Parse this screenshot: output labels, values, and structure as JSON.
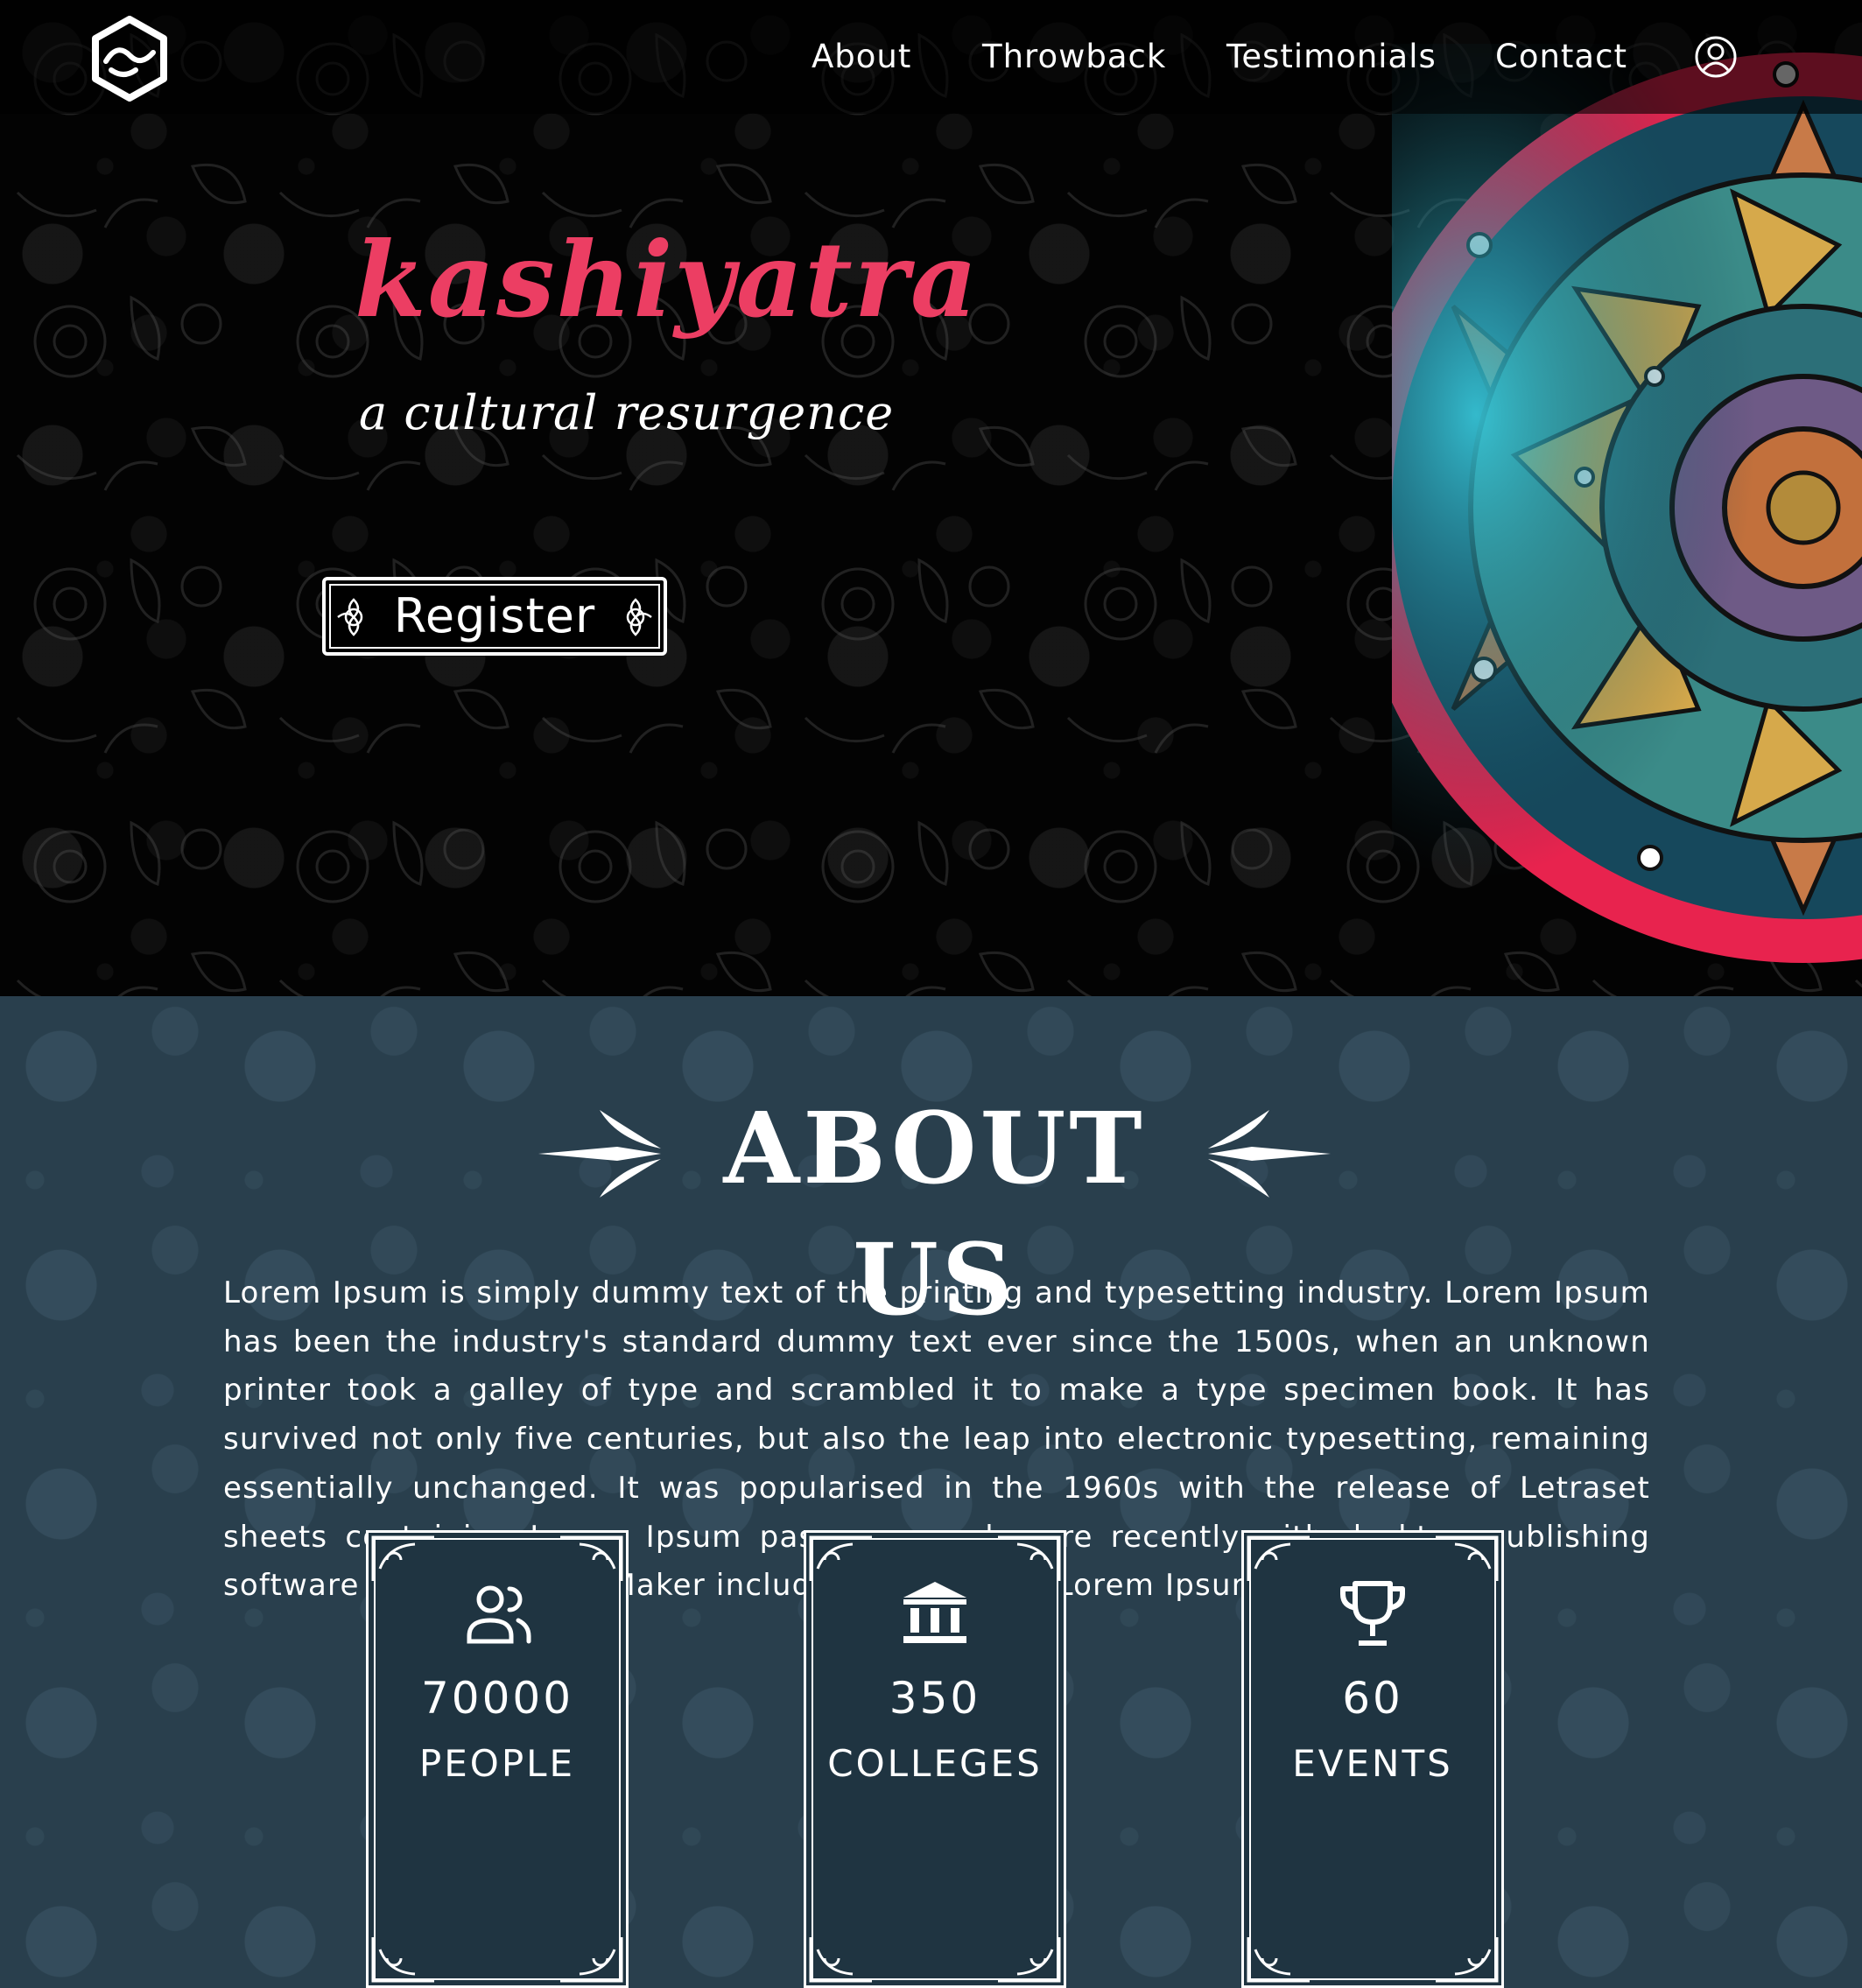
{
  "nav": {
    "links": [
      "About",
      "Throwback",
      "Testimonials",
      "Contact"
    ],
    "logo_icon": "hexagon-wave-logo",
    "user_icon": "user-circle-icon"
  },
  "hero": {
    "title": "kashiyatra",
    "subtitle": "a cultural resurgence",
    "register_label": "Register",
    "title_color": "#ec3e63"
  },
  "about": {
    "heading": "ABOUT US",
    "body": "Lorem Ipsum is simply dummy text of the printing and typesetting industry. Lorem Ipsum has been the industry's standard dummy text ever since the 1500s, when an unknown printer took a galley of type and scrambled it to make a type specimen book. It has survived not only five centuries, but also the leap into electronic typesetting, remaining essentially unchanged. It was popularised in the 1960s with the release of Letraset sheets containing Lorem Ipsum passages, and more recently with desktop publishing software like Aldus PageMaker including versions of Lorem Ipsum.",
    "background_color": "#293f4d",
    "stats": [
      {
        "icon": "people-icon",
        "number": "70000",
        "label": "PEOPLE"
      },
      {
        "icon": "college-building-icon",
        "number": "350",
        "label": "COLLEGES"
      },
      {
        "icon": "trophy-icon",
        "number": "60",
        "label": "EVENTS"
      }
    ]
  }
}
....
● **The task**: With the pictures left out, transcribe the material exactly.

● **Written answer**:
Parse this screenshot: output labels, values, and structure as JSON.
{
  "nav": {
    "links": [
      "About",
      "Throwback",
      "Testimonials",
      "Contact"
    ],
    "logo_icon": "hexagon-wave-logo",
    "user_icon": "user-circle-icon"
  },
  "hero": {
    "title": "kashiyatra",
    "subtitle": "a cultural resurgence",
    "register_label": "Register",
    "title_color": "#ec3e63"
  },
  "about": {
    "heading": "ABOUT US",
    "body": "Lorem Ipsum is simply dummy text of the printing and typesetting industry. Lorem Ipsum has been the industry's standard dummy text ever since the 1500s, when an unknown printer took a galley of type and scrambled it to make a type specimen book. It has survived not only five centuries, but also the leap into electronic typesetting, remaining essentially unchanged. It was popularised in the 1960s with the release of Letraset sheets containing Lorem Ipsum passages, and more recently with desktop publishing software like Aldus PageMaker including versions of Lorem Ipsum.",
    "background_color": "#293f4d",
    "stats": [
      {
        "icon": "people-icon",
        "number": "70000",
        "label": "PEOPLE"
      },
      {
        "icon": "college-building-icon",
        "number": "350",
        "label": "COLLEGES"
      },
      {
        "icon": "trophy-icon",
        "number": "60",
        "label": "EVENTS"
      }
    ]
  }
}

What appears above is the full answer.